▸ AVAILABLE RECORDS:
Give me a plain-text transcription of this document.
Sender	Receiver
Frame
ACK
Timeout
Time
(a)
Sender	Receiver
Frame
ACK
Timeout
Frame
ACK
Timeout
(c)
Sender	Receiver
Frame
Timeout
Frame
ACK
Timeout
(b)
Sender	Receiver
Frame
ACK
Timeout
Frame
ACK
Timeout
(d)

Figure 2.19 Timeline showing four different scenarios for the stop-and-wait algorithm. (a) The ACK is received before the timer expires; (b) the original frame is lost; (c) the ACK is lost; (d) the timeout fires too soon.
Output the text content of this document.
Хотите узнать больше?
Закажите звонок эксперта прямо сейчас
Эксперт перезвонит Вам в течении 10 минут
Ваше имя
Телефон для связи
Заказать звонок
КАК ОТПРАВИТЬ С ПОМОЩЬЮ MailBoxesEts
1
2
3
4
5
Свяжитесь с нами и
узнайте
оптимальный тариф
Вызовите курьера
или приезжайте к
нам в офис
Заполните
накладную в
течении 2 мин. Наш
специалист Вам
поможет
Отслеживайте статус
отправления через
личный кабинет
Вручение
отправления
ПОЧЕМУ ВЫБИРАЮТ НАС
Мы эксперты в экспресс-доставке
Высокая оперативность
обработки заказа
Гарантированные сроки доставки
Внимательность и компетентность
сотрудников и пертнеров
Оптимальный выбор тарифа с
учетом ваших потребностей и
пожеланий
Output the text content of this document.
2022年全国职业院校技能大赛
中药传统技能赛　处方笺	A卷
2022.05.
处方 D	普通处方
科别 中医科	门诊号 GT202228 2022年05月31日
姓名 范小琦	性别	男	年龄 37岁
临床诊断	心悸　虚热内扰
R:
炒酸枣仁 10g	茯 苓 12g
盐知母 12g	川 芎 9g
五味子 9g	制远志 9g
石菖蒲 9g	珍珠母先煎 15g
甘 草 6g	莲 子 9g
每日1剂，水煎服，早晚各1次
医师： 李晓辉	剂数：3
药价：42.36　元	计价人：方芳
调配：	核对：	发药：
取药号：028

▸ DESCRIPTION OF THE TASK:
Show all lines from the data above in which the word "звонок" appears.

▸ OUTPUT OF THE EXERCISE:
Закажите звонок эксперта прямо сейчас
Заказать звонок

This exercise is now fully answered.